# Directive
Repeat the material below exactly, with no pictures.

━━━━━━━━━━━━━━━━

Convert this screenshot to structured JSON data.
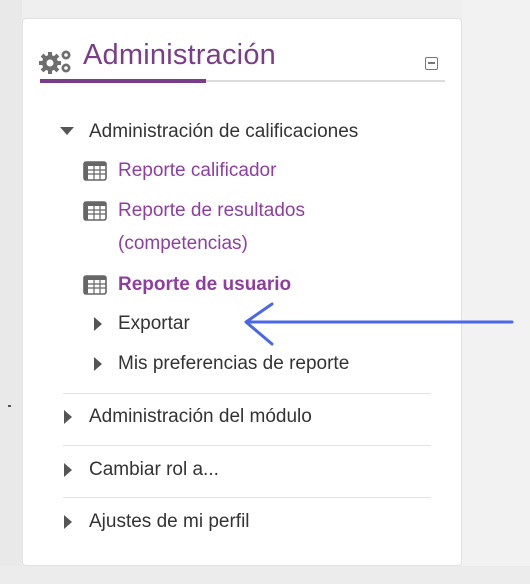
{
  "block": {
    "title": "Administración",
    "gear_icon": "gears-icon",
    "collapse_icon": "collapse-minus-icon"
  },
  "menu": {
    "grades_admin": "Administración de calificaciones",
    "grader_report": "Reporte calificador",
    "outcomes_report_line1": "Reporte de resultados",
    "outcomes_report_line2": "(competencias)",
    "user_report": "Reporte de usuario",
    "export": "Exportar",
    "report_prefs": "Mis preferencias de reporte",
    "module_admin": "Administración del módulo",
    "switch_role": "Cambiar rol a...",
    "profile_settings": "Ajustes de mi perfil"
  },
  "colors": {
    "accent": "#7a3d8a",
    "link": "#8e3ea3",
    "arrow": "#4a67e8"
  }
}
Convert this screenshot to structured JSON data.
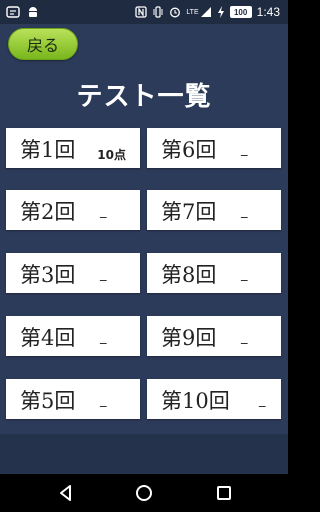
{
  "status_bar": {
    "left_icons": [
      "settings-notification-icon",
      "android-notification-icon"
    ],
    "right_icons": [
      "nfc-icon",
      "vibrate-icon",
      "alarm-icon",
      "lte-signal-icon",
      "charging-icon"
    ],
    "network": "LTE",
    "battery_level": "100",
    "time": "1:43"
  },
  "header": {
    "back_label": "戻る",
    "title": "テスト一覧"
  },
  "tests": [
    {
      "label": "第1回",
      "score": "10点"
    },
    {
      "label": "第6回",
      "score": "_"
    },
    {
      "label": "第2回",
      "score": "_"
    },
    {
      "label": "第7回",
      "score": "_"
    },
    {
      "label": "第3回",
      "score": "_"
    },
    {
      "label": "第8回",
      "score": "_"
    },
    {
      "label": "第4回",
      "score": "_"
    },
    {
      "label": "第9回",
      "score": "_"
    },
    {
      "label": "第5回",
      "score": "_"
    },
    {
      "label": "第10回",
      "score": "_"
    }
  ],
  "navigation": {
    "icons": [
      "back-triangle-icon",
      "home-circle-icon",
      "recents-square-icon"
    ]
  },
  "colors": {
    "background": "#2d3b5a",
    "status_bar": "#1f2b40",
    "back_button": "#8fc63a",
    "card": "#ffffff"
  }
}
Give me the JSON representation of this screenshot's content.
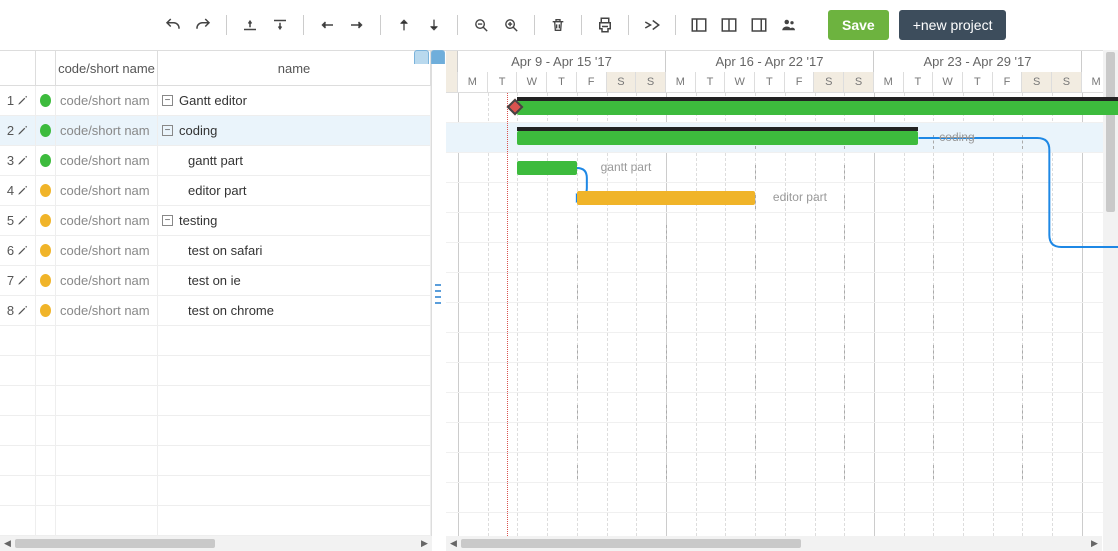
{
  "toolbar": {
    "save_label": "Save",
    "new_project_label": "+new project"
  },
  "columns": {
    "code": "code/short name",
    "name": "name"
  },
  "tasks": [
    {
      "idx": 1,
      "status": "green",
      "code": "code/short nam",
      "name": "Gantt editor",
      "group": true,
      "indent": 0
    },
    {
      "idx": 2,
      "status": "green",
      "code": "code/short nam",
      "name": "coding",
      "group": true,
      "indent": 0,
      "selected": true
    },
    {
      "idx": 3,
      "status": "green",
      "code": "code/short nam",
      "name": "gantt part",
      "group": false,
      "indent": 1
    },
    {
      "idx": 4,
      "status": "yellow",
      "code": "code/short nam",
      "name": "editor part",
      "group": false,
      "indent": 1
    },
    {
      "idx": 5,
      "status": "yellow",
      "code": "code/short nam",
      "name": "testing",
      "group": true,
      "indent": 0
    },
    {
      "idx": 6,
      "status": "yellow",
      "code": "code/short nam",
      "name": "test on safari",
      "group": false,
      "indent": 1
    },
    {
      "idx": 7,
      "status": "yellow",
      "code": "code/short nam",
      "name": "test on ie",
      "group": false,
      "indent": 1
    },
    {
      "idx": 8,
      "status": "yellow",
      "code": "code/short nam",
      "name": "test on chrome",
      "group": false,
      "indent": 1
    }
  ],
  "timeline": {
    "weeks": [
      "Apr 9 - Apr 15 '17",
      "Apr 16 - Apr 22 '17",
      "Apr 23 - Apr 29 '17"
    ],
    "day_letters": [
      "M",
      "T",
      "W",
      "T",
      "F",
      "S",
      "S"
    ]
  },
  "bars": {
    "task2_label": "coding",
    "task3_label": "gantt part",
    "task4_label": "editor part"
  },
  "colors": {
    "green": "#3dbb3d",
    "yellow": "#f0b429",
    "link": "#1e88e5",
    "today": "#d9534f"
  },
  "chart_data": {
    "type": "gantt",
    "date_range": {
      "start": "2017-04-09",
      "end": "2017-04-30"
    },
    "today": "2017-04-11",
    "tasks": [
      {
        "id": 1,
        "name": "Gantt editor",
        "start": "2017-04-11",
        "end": "2017-04-30",
        "type": "summary",
        "status": "green",
        "milestone_at": "2017-04-11"
      },
      {
        "id": 2,
        "name": "coding",
        "start": "2017-04-11",
        "end": "2017-04-24",
        "type": "summary",
        "status": "green",
        "parent": 1
      },
      {
        "id": 3,
        "name": "gantt part",
        "start": "2017-04-11",
        "end": "2017-04-12",
        "type": "task",
        "status": "green",
        "parent": 2
      },
      {
        "id": 4,
        "name": "editor part",
        "start": "2017-04-13",
        "end": "2017-04-18",
        "type": "task",
        "status": "yellow",
        "parent": 2
      },
      {
        "id": 5,
        "name": "testing",
        "start": null,
        "end": null,
        "type": "summary",
        "status": "yellow",
        "parent": 1
      },
      {
        "id": 6,
        "name": "test on safari",
        "start": null,
        "end": null,
        "type": "task",
        "status": "yellow",
        "parent": 5
      },
      {
        "id": 7,
        "name": "test on ie",
        "start": null,
        "end": null,
        "type": "task",
        "status": "yellow",
        "parent": 5
      },
      {
        "id": 8,
        "name": "test on chrome",
        "start": null,
        "end": null,
        "type": "task",
        "status": "yellow",
        "parent": 5
      }
    ],
    "dependencies": [
      {
        "from": 3,
        "to": 4,
        "type": "finish-to-start"
      },
      {
        "from": 2,
        "to": 5,
        "type": "finish-to-start"
      }
    ]
  }
}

━━━━━━━━━━━━━━━━

# Response
Convert this screenshot to structured JSON data.
{
  "block": {
    "title": "Administración",
    "gear_icon": "gears-icon",
    "collapse_icon": "collapse-minus-icon"
  },
  "menu": {
    "grades_admin": "Administración de calificaciones",
    "grader_report": "Reporte calificador",
    "outcomes_report_line1": "Reporte de resultados",
    "outcomes_report_line2": "(competencias)",
    "user_report": "Reporte de usuario",
    "export": "Exportar",
    "report_prefs": "Mis preferencias de reporte",
    "module_admin": "Administración del módulo",
    "switch_role": "Cambiar rol a...",
    "profile_settings": "Ajustes de mi perfil"
  },
  "colors": {
    "accent": "#7a3d8a",
    "link": "#8e3ea3",
    "arrow": "#4a67e8"
  }
}
Convert this screenshot to structured JSON data.
{
  "status_bar": {
    "left_icons": [
      "settings-notification-icon",
      "android-notification-icon"
    ],
    "right_icons": [
      "nfc-icon",
      "vibrate-icon",
      "alarm-icon",
      "lte-signal-icon",
      "charging-icon"
    ],
    "network": "LTE",
    "battery_level": "100",
    "time": "1:43"
  },
  "header": {
    "back_label": "戻る",
    "title": "テスト一覧"
  },
  "tests": [
    {
      "label": "第1回",
      "score": "10点"
    },
    {
      "label": "第6回",
      "score": "_"
    },
    {
      "label": "第2回",
      "score": "_"
    },
    {
      "label": "第7回",
      "score": "_"
    },
    {
      "label": "第3回",
      "score": "_"
    },
    {
      "label": "第8回",
      "score": "_"
    },
    {
      "label": "第4回",
      "score": "_"
    },
    {
      "label": "第9回",
      "score": "_"
    },
    {
      "label": "第5回",
      "score": "_"
    },
    {
      "label": "第10回",
      "score": "_"
    }
  ],
  "navigation": {
    "icons": [
      "back-triangle-icon",
      "home-circle-icon",
      "recents-square-icon"
    ]
  },
  "colors": {
    "background": "#2d3b5a",
    "status_bar": "#1f2b40",
    "back_button": "#8fc63a",
    "card": "#ffffff"
  }
}
Give me the JSON representation of this screenshot's content.
{
  "toolbar": {
    "save_label": "Save",
    "new_project_label": "+new project"
  },
  "columns": {
    "code": "code/short name",
    "name": "name"
  },
  "tasks": [
    {
      "idx": 1,
      "status": "green",
      "code": "code/short nam",
      "name": "Gantt editor",
      "group": true,
      "indent": 0
    },
    {
      "idx": 2,
      "status": "green",
      "code": "code/short nam",
      "name": "coding",
      "group": true,
      "indent": 0,
      "selected": true
    },
    {
      "idx": 3,
      "status": "green",
      "code": "code/short nam",
      "name": "gantt part",
      "group": false,
      "indent": 1
    },
    {
      "idx": 4,
      "status": "yellow",
      "code": "code/short nam",
      "name": "editor part",
      "group": false,
      "indent": 1
    },
    {
      "idx": 5,
      "status": "yellow",
      "code": "code/short nam",
      "name": "testing",
      "group": true,
      "indent": 0
    },
    {
      "idx": 6,
      "status": "yellow",
      "code": "code/short nam",
      "name": "test on safari",
      "group": false,
      "indent": 1
    },
    {
      "idx": 7,
      "status": "yellow",
      "code": "code/short nam",
      "name": "test on ie",
      "group": false,
      "indent": 1
    },
    {
      "idx": 8,
      "status": "yellow",
      "code": "code/short nam",
      "name": "test on chrome",
      "group": false,
      "indent": 1
    }
  ],
  "timeline": {
    "weeks": [
      "Apr 9 - Apr 15 '17",
      "Apr 16 - Apr 22 '17",
      "Apr 23 - Apr 29 '17"
    ],
    "day_letters": [
      "M",
      "T",
      "W",
      "T",
      "F",
      "S",
      "S"
    ]
  },
  "bars": {
    "task2_label": "coding",
    "task3_label": "gantt part",
    "task4_label": "editor part"
  },
  "colors": {
    "green": "#3dbb3d",
    "yellow": "#f0b429",
    "link": "#1e88e5",
    "today": "#d9534f"
  },
  "chart_data": {
    "type": "gantt",
    "date_range": {
      "start": "2017-04-09",
      "end": "2017-04-30"
    },
    "today": "2017-04-11",
    "tasks": [
      {
        "id": 1,
        "name": "Gantt editor",
        "start": "2017-04-11",
        "end": "2017-04-30",
        "type": "summary",
        "status": "green",
        "milestone_at": "2017-04-11"
      },
      {
        "id": 2,
        "name": "coding",
        "start": "2017-04-11",
        "end": "2017-04-24",
        "type": "summary",
        "status": "green",
        "parent": 1
      },
      {
        "id": 3,
        "name": "gantt part",
        "start": "2017-04-11",
        "end": "2017-04-12",
        "type": "task",
        "status": "green",
        "parent": 2
      },
      {
        "id": 4,
        "name": "editor part",
        "start": "2017-04-13",
        "end": "2017-04-18",
        "type": "task",
        "status": "yellow",
        "parent": 2
      },
      {
        "id": 5,
        "name": "testing",
        "start": null,
        "end": null,
        "type": "summary",
        "status": "yellow",
        "parent": 1
      },
      {
        "id": 6,
        "name": "test on safari",
        "start": null,
        "end": null,
        "type": "task",
        "status": "yellow",
        "parent": 5
      },
      {
        "id": 7,
        "name": "test on ie",
        "start": null,
        "end": null,
        "type": "task",
        "status": "yellow",
        "parent": 5
      },
      {
        "id": 8,
        "name": "test on chrome",
        "start": null,
        "end": null,
        "type": "task",
        "status": "yellow",
        "parent": 5
      }
    ],
    "dependencies": [
      {
        "from": 3,
        "to": 4,
        "type": "finish-to-start"
      },
      {
        "from": 2,
        "to": 5,
        "type": "finish-to-start"
      }
    ]
  }
}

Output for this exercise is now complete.